## Extracted material

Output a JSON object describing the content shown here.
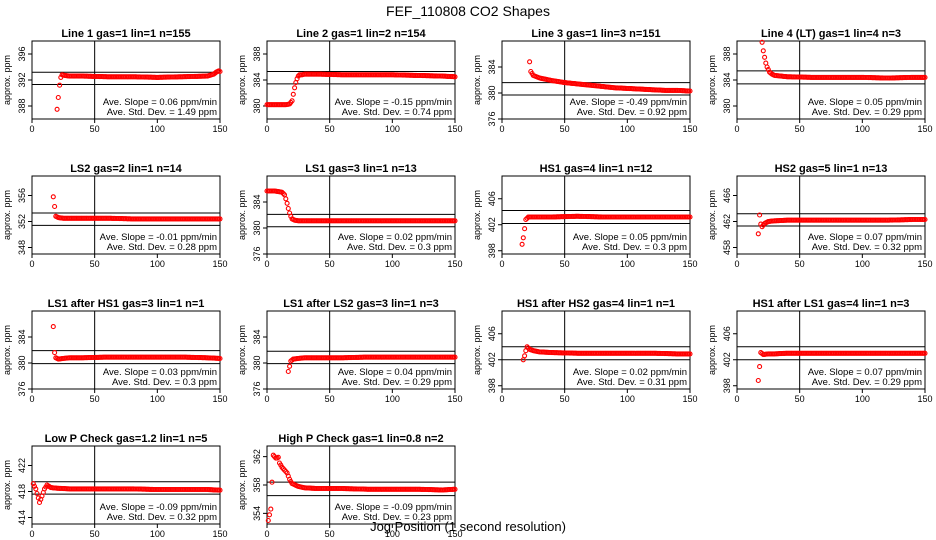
{
  "figure_title": "FEF_110808  CO2 Shapes",
  "xlabel": "Jog Position (1 second resolution)",
  "colors": {
    "points": "#ff0000",
    "axes": "#000000",
    "background": "#ffffff"
  },
  "chart_data": [
    {
      "type": "scatter",
      "title": "Line 1 gas=1 lin=1 n=155",
      "ylabel": "approx. ppm",
      "xlim": [
        0,
        150
      ],
      "ylim": [
        386,
        398
      ],
      "xticks": [
        0,
        50,
        100,
        150
      ],
      "yticks": [
        388,
        392,
        396
      ],
      "hlines": [
        391.3,
        393.2
      ],
      "vline": 50,
      "annotations": [
        "Ave. Slope = 0.06 ppm/min",
        "Ave. Std. Dev. = 1.49 ppm"
      ],
      "series": [
        {
          "x": [
            20,
            21,
            22,
            23,
            24,
            26,
            30,
            40,
            60,
            80,
            100,
            120,
            140,
            145,
            147,
            149,
            150
          ],
          "y": [
            387.5,
            389.3,
            391.2,
            392.4,
            392.8,
            392.7,
            392.6,
            392.6,
            392.5,
            392.5,
            392.4,
            392.5,
            392.6,
            392.9,
            393.2,
            393.4,
            393.3
          ]
        }
      ]
    },
    {
      "type": "scatter",
      "title": "Line 2 gas=1 lin=2 n=154",
      "ylabel": "approx. ppm",
      "xlim": [
        0,
        150
      ],
      "ylim": [
        378,
        390
      ],
      "xticks": [
        0,
        50,
        100,
        150
      ],
      "yticks": [
        380,
        384,
        388
      ],
      "hlines": [
        383.4,
        385.3
      ],
      "vline": 50,
      "annotations": [
        "Ave. Slope = -0.15 ppm/min",
        "Ave. Std. Dev. = 0.74 ppm"
      ],
      "series": [
        {
          "x": [
            0,
            5,
            10,
            15,
            18,
            20,
            21,
            22,
            23,
            24,
            25,
            26,
            28,
            30,
            40,
            60,
            80,
            100,
            120,
            140,
            150
          ],
          "y": [
            380.2,
            380.2,
            380.2,
            380.2,
            380.3,
            380.8,
            381.8,
            382.8,
            383.6,
            384.2,
            384.6,
            384.8,
            384.8,
            384.9,
            384.9,
            384.8,
            384.8,
            384.8,
            384.7,
            384.6,
            384.5
          ]
        }
      ]
    },
    {
      "type": "scatter",
      "title": "Line 3 gas=1 lin=3 n=151",
      "ylabel": "approx. ppm",
      "xlim": [
        0,
        150
      ],
      "ylim": [
        376,
        388
      ],
      "xticks": [
        0,
        50,
        100,
        150
      ],
      "yticks": [
        376,
        380,
        384
      ],
      "hlines": [
        379.7,
        381.6
      ],
      "vline": 50,
      "annotations": [
        "Ave. Slope = -0.49 ppm/min",
        "Ave. Std. Dev. = 0.92 ppm"
      ],
      "series": [
        {
          "x": [
            22,
            23,
            25,
            30,
            40,
            50,
            60,
            70,
            80,
            90,
            100,
            110,
            120,
            130,
            140,
            150
          ],
          "y": [
            384.8,
            383.3,
            382.7,
            382.3,
            381.9,
            381.6,
            381.4,
            381.2,
            381.0,
            380.8,
            380.7,
            380.6,
            380.5,
            380.4,
            380.4,
            380.3
          ]
        }
      ]
    },
    {
      "type": "scatter",
      "title": "Line 4 (LT) gas=1 lin=4 n=3",
      "ylabel": "approx. ppm",
      "xlim": [
        0,
        150
      ],
      "ylim": [
        378,
        390
      ],
      "xticks": [
        0,
        50,
        100,
        150
      ],
      "yticks": [
        380,
        384,
        388
      ],
      "hlines": [
        383.4,
        385.4
      ],
      "vline": 50,
      "annotations": [
        "Ave. Slope = 0.05 ppm/min",
        "Ave. Std. Dev. = 0.29 ppm"
      ],
      "series": [
        {
          "x": [
            20,
            21,
            22,
            23,
            24,
            25,
            26,
            28,
            30,
            35,
            40,
            60,
            80,
            100,
            120,
            140,
            150
          ],
          "y": [
            389.8,
            388.5,
            387.5,
            386.6,
            386.0,
            385.6,
            385.2,
            384.9,
            384.7,
            384.6,
            384.5,
            384.4,
            384.4,
            384.4,
            384.3,
            384.4,
            384.4
          ]
        }
      ]
    },
    {
      "type": "scatter",
      "title": "LS2 gas=2 lin=1 n=14",
      "ylabel": "approx. ppm",
      "xlim": [
        0,
        150
      ],
      "ylim": [
        347,
        359
      ],
      "xticks": [
        0,
        50,
        100,
        150
      ],
      "yticks": [
        348,
        352,
        356
      ],
      "hlines": [
        351.4,
        353.3
      ],
      "vline": 50,
      "annotations": [
        "Ave. Slope = -0.01 ppm/min",
        "Ave. Std. Dev. = 0.28 ppm"
      ],
      "series": [
        {
          "x": [
            17,
            19,
            21,
            25,
            30,
            40,
            60,
            80,
            100,
            120,
            140,
            150
          ],
          "y": [
            355.8,
            352.8,
            352.6,
            352.5,
            352.5,
            352.5,
            352.5,
            352.4,
            352.4,
            352.4,
            352.4,
            352.4
          ]
        }
      ]
    },
    {
      "type": "scatter",
      "title": "LS1 gas=3 lin=1 n=13",
      "ylabel": "approx. ppm",
      "xlim": [
        0,
        150
      ],
      "ylim": [
        376,
        388
      ],
      "xticks": [
        0,
        50,
        100,
        150
      ],
      "yticks": [
        376,
        380,
        384
      ],
      "hlines": [
        380.2,
        382.1
      ],
      "vline": 50,
      "annotations": [
        "Ave. Slope = 0.02 ppm/min",
        "Ave. Std. Dev. = 0.3 ppm"
      ],
      "series": [
        {
          "x": [
            0,
            3,
            6,
            9,
            12,
            14,
            15,
            16,
            17,
            18,
            19,
            20,
            22,
            25,
            30,
            40,
            60,
            80,
            100,
            120,
            140,
            150
          ],
          "y": [
            385.7,
            385.7,
            385.7,
            385.6,
            385.5,
            385.1,
            384.5,
            383.8,
            383.0,
            382.3,
            381.8,
            381.4,
            381.2,
            381.1,
            381.1,
            381.1,
            381.1,
            381.1,
            381.1,
            381.1,
            381.1,
            381.1
          ]
        }
      ]
    },
    {
      "type": "scatter",
      "title": "HS1 gas=4 lin=1 n=12",
      "ylabel": "approx. ppm",
      "xlim": [
        0,
        150
      ],
      "ylim": [
        397.5,
        409.5
      ],
      "xticks": [
        0,
        50,
        100,
        150
      ],
      "yticks": [
        398,
        402,
        406
      ],
      "hlines": [
        402.2,
        404.2
      ],
      "vline": 50,
      "annotations": [
        "Ave. Slope = 0.05 ppm/min",
        "Ave. Std. Dev. = 0.3 ppm"
      ],
      "series": [
        {
          "x": [
            16,
            17,
            19,
            21,
            25,
            30,
            40,
            60,
            80,
            100,
            120,
            140,
            150
          ],
          "y": [
            399.0,
            400.0,
            402.8,
            403.2,
            403.2,
            403.2,
            403.2,
            403.3,
            403.2,
            403.2,
            403.2,
            403.2,
            403.2
          ]
        }
      ]
    },
    {
      "type": "scatter",
      "title": "HS2 gas=5 lin=1 n=13",
      "ylabel": "approx. ppm",
      "xlim": [
        0,
        150
      ],
      "ylim": [
        457,
        469
      ],
      "xticks": [
        0,
        50,
        100,
        150
      ],
      "yticks": [
        458,
        462,
        466
      ],
      "hlines": [
        461.3,
        463.2
      ],
      "vline": 50,
      "annotations": [
        "Ave. Slope = 0.07 ppm/min",
        "Ave. Std. Dev. = 0.32 ppm"
      ],
      "series": [
        {
          "x": [
            17,
            18,
            19,
            20,
            22,
            25,
            30,
            40,
            60,
            80,
            100,
            120,
            140,
            150
          ],
          "y": [
            460.1,
            463.0,
            461.6,
            461.2,
            461.7,
            462.0,
            462.1,
            462.2,
            462.2,
            462.2,
            462.2,
            462.2,
            462.3,
            462.3
          ]
        }
      ]
    },
    {
      "type": "scatter",
      "title": "LS1 after HS1 gas=3 lin=1 n=1",
      "ylabel": "approx. ppm",
      "xlim": [
        0,
        150
      ],
      "ylim": [
        376,
        388
      ],
      "xticks": [
        0,
        50,
        100,
        150
      ],
      "yticks": [
        376,
        380,
        384
      ],
      "hlines": [
        379.9,
        381.9
      ],
      "vline": 50,
      "annotations": [
        "Ave. Slope = 0.03 ppm/min",
        "Ave. Std. Dev. = 0.3 ppm"
      ],
      "series": [
        {
          "x": [
            17,
            18,
            19,
            21,
            25,
            30,
            40,
            60,
            80,
            100,
            120,
            140,
            150
          ],
          "y": [
            385.6,
            381.6,
            380.8,
            380.6,
            380.7,
            380.8,
            380.8,
            380.9,
            380.9,
            380.9,
            380.9,
            380.8,
            380.7
          ]
        }
      ]
    },
    {
      "type": "scatter",
      "title": "LS1 after LS2 gas=3 lin=1 n=3",
      "ylabel": "approx. ppm",
      "xlim": [
        0,
        150
      ],
      "ylim": [
        376,
        388
      ],
      "xticks": [
        0,
        50,
        100,
        150
      ],
      "yticks": [
        376,
        380,
        384
      ],
      "hlines": [
        379.9,
        381.8
      ],
      "vline": 50,
      "annotations": [
        "Ave. Slope = 0.04 ppm/min",
        "Ave. Std. Dev. = 0.29 ppm"
      ],
      "series": [
        {
          "x": [
            17,
            19,
            21,
            25,
            30,
            40,
            60,
            80,
            100,
            120,
            140,
            150
          ],
          "y": [
            378.7,
            380.3,
            380.6,
            380.7,
            380.8,
            380.8,
            380.8,
            380.9,
            380.9,
            380.9,
            380.9,
            380.9
          ]
        }
      ]
    },
    {
      "type": "scatter",
      "title": "HS1 after HS2 gas=4 lin=1 n=1",
      "ylabel": "approx. ppm",
      "xlim": [
        0,
        150
      ],
      "ylim": [
        397.5,
        409.5
      ],
      "xticks": [
        0,
        50,
        100,
        150
      ],
      "yticks": [
        398,
        402,
        406
      ],
      "hlines": [
        402.0,
        404.0
      ],
      "vline": 50,
      "annotations": [
        "Ave. Slope = 0.02 ppm/min",
        "Ave. Std. Dev. = 0.31 ppm"
      ],
      "series": [
        {
          "x": [
            17,
            18,
            19,
            20,
            22,
            25,
            30,
            40,
            60,
            80,
            100,
            120,
            140,
            150
          ],
          "y": [
            402.0,
            402.6,
            403.4,
            404.0,
            403.6,
            403.4,
            403.2,
            403.1,
            403.0,
            403.0,
            403.0,
            403.0,
            402.9,
            402.9
          ]
        }
      ]
    },
    {
      "type": "scatter",
      "title": "HS1 after LS1 gas=4 lin=1 n=3",
      "ylabel": "approx. ppm",
      "xlim": [
        0,
        150
      ],
      "ylim": [
        397.5,
        409.5
      ],
      "xticks": [
        0,
        50,
        100,
        150
      ],
      "yticks": [
        398,
        402,
        406
      ],
      "hlines": [
        402.0,
        404.0
      ],
      "vline": 50,
      "annotations": [
        "Ave. Slope = 0.07 ppm/min",
        "Ave. Std. Dev. = 0.29 ppm"
      ],
      "series": [
        {
          "x": [
            17,
            19,
            21,
            25,
            30,
            40,
            60,
            80,
            100,
            120,
            140,
            150
          ],
          "y": [
            398.8,
            403.1,
            402.8,
            402.9,
            402.9,
            403.0,
            403.0,
            403.0,
            403.0,
            403.0,
            403.0,
            403.0
          ]
        }
      ]
    },
    {
      "type": "scatter",
      "title": "Low P Check gas=1.2 lin=1 n=5",
      "ylabel": "approx. ppm",
      "xlim": [
        0,
        150
      ],
      "ylim": [
        413,
        425
      ],
      "xticks": [
        0,
        50,
        100,
        150
      ],
      "yticks": [
        414,
        418,
        422
      ],
      "hlines": [
        417.6,
        419.5
      ],
      "vline": 50,
      "annotations": [
        "Ave. Slope = -0.09 ppm/min",
        "Ave. Std. Dev. = 0.32 ppm"
      ],
      "series": [
        {
          "x": [
            1,
            3,
            5,
            6,
            8,
            10,
            12,
            15,
            20,
            30,
            40,
            60,
            80,
            100,
            120,
            140,
            150
          ],
          "y": [
            419.2,
            418.4,
            417.0,
            416.3,
            417.3,
            418.4,
            419.0,
            418.6,
            418.5,
            418.4,
            418.4,
            418.4,
            418.4,
            418.3,
            418.3,
            418.3,
            418.2
          ]
        }
      ]
    },
    {
      "type": "scatter",
      "title": "High P Check gas=1 lin=0.8 n=2",
      "ylabel": "approx. ppm",
      "xlim": [
        0,
        150
      ],
      "ylim": [
        352.5,
        363.5
      ],
      "xticks": [
        0,
        50,
        100,
        150
      ],
      "yticks": [
        354,
        358,
        362
      ],
      "hlines": [
        356.5,
        358.4
      ],
      "vline": 50,
      "annotations": [
        "Ave. Slope = -0.09 ppm/min",
        "Ave. Std. Dev. = 0.23 ppm"
      ],
      "series": [
        {
          "x": [
            1,
            3,
            5,
            6,
            7,
            8,
            9,
            10,
            12,
            14,
            16,
            18,
            20,
            25,
            30,
            40,
            60,
            80,
            100,
            120,
            140,
            150
          ],
          "y": [
            353.0,
            354.6,
            362.2,
            362.0,
            361.8,
            361.8,
            361.9,
            361.1,
            360.5,
            360.1,
            359.7,
            358.8,
            358.2,
            357.8,
            357.6,
            357.5,
            357.5,
            357.4,
            357.4,
            357.4,
            357.3,
            357.4
          ]
        }
      ]
    }
  ]
}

## Exercise
Show every line in the records above that contains the word "Check".

## Correct answer
      "title": "Low P Check gas=1.2 lin=1 n=5",
      "title": "High P Check gas=1 lin=0.8 n=2",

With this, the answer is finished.